▸ DO THIS: Go through the material and pull out every line with the string "valores" in it.

▸ LISTING:
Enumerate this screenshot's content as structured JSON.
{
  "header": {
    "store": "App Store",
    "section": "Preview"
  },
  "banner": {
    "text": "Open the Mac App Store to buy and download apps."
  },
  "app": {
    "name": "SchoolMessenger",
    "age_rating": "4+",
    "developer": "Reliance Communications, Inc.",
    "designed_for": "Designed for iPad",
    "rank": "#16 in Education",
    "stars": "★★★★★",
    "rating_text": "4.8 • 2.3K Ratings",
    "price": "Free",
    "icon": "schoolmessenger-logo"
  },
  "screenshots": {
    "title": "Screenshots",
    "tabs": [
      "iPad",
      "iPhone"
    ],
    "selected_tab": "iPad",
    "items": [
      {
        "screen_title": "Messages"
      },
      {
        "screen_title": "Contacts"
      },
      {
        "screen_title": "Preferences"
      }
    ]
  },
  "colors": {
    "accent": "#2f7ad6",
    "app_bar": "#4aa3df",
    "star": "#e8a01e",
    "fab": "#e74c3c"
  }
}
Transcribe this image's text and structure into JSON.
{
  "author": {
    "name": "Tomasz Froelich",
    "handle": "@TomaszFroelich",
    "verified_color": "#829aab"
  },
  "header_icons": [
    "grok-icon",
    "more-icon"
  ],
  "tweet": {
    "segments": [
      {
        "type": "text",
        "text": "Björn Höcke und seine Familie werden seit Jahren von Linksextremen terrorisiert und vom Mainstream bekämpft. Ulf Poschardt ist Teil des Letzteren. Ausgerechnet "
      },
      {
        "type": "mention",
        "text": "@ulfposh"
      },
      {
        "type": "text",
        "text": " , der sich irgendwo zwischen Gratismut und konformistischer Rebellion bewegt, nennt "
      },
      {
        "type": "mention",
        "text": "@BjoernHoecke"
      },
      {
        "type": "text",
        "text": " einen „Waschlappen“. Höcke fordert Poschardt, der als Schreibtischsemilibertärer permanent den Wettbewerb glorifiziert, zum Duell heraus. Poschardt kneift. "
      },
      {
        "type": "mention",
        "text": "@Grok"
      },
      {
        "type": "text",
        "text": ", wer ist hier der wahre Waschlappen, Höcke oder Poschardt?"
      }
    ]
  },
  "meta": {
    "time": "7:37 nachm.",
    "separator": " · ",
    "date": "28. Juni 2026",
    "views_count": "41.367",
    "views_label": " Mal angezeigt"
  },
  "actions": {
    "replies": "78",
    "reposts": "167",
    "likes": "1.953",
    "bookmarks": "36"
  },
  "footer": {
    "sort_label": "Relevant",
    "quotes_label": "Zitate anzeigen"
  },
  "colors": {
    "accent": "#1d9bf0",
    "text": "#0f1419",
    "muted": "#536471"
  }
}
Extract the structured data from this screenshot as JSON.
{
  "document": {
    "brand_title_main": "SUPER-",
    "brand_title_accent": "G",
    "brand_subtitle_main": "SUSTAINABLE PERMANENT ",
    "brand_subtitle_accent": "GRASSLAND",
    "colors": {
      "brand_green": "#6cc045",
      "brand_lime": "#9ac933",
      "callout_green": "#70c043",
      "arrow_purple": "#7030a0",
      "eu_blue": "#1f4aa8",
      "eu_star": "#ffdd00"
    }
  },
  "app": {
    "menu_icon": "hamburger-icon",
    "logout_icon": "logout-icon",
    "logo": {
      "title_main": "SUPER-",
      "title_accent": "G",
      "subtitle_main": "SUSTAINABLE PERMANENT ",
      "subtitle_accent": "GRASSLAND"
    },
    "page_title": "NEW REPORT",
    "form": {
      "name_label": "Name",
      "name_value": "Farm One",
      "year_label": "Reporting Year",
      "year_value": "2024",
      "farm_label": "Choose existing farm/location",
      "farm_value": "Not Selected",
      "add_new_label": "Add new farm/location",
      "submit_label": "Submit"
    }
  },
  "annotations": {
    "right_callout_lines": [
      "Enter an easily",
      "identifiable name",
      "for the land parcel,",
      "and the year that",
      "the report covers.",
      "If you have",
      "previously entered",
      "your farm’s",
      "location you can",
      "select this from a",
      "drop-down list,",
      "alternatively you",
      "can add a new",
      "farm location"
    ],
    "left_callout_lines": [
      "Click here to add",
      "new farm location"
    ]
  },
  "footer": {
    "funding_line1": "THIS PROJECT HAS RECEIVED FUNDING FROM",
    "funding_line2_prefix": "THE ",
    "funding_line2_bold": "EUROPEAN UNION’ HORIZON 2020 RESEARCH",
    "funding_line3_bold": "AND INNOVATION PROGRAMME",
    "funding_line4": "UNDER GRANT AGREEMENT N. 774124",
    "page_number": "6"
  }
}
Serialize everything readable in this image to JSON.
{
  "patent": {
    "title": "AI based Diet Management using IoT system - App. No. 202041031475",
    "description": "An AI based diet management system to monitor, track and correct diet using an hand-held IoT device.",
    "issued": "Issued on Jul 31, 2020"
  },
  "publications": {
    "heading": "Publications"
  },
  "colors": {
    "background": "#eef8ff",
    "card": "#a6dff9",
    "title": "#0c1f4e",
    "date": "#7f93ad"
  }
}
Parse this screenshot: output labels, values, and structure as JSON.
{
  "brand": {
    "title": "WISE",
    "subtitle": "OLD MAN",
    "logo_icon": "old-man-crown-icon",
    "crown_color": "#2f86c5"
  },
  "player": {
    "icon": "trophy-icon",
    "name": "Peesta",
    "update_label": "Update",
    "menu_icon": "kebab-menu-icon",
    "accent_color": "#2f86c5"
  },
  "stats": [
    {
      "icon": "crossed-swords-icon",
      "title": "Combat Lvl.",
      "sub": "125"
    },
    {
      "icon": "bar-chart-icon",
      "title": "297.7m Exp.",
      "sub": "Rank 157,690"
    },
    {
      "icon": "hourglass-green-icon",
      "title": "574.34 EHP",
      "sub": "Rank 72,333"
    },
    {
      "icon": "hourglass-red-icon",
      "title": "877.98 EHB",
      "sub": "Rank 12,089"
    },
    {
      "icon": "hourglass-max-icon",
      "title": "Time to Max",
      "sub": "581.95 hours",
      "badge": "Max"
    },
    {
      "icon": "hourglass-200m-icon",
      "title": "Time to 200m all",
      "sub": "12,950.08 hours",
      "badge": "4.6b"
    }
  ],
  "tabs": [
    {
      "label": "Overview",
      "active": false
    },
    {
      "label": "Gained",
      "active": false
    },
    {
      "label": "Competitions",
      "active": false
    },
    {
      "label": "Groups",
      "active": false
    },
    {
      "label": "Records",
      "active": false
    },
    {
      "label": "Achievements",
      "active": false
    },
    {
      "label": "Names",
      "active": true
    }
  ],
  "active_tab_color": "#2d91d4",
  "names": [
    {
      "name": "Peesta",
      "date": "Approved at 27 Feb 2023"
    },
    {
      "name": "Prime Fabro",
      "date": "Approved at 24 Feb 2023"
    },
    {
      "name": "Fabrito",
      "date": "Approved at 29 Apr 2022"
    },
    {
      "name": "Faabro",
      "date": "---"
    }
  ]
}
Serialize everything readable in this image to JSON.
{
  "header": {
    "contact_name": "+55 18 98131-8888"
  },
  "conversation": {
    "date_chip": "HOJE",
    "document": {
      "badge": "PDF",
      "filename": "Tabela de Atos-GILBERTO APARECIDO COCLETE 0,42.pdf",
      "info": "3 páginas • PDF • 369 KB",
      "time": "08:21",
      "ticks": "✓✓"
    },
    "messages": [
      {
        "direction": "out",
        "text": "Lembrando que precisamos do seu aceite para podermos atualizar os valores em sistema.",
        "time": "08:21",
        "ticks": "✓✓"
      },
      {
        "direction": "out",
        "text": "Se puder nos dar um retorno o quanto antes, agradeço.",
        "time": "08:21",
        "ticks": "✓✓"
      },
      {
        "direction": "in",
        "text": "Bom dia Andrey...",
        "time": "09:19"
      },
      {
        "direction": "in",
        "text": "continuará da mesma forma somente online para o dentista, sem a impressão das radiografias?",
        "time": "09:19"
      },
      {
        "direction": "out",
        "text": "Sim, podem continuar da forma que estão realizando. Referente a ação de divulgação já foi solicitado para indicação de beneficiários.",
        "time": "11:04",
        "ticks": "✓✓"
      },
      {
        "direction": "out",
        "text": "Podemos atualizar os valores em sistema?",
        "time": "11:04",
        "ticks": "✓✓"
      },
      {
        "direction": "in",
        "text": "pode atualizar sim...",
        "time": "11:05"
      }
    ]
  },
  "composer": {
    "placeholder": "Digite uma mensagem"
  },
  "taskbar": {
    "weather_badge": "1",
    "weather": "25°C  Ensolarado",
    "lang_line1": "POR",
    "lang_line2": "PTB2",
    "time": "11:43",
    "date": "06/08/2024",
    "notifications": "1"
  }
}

▸ ANSWER FOR THIS EXERCISE:
        "text": "Lembrando que precisamos do seu aceite para podermos atualizar os valores em sistema.",
        "text": "Podemos atualizar os valores em sistema?",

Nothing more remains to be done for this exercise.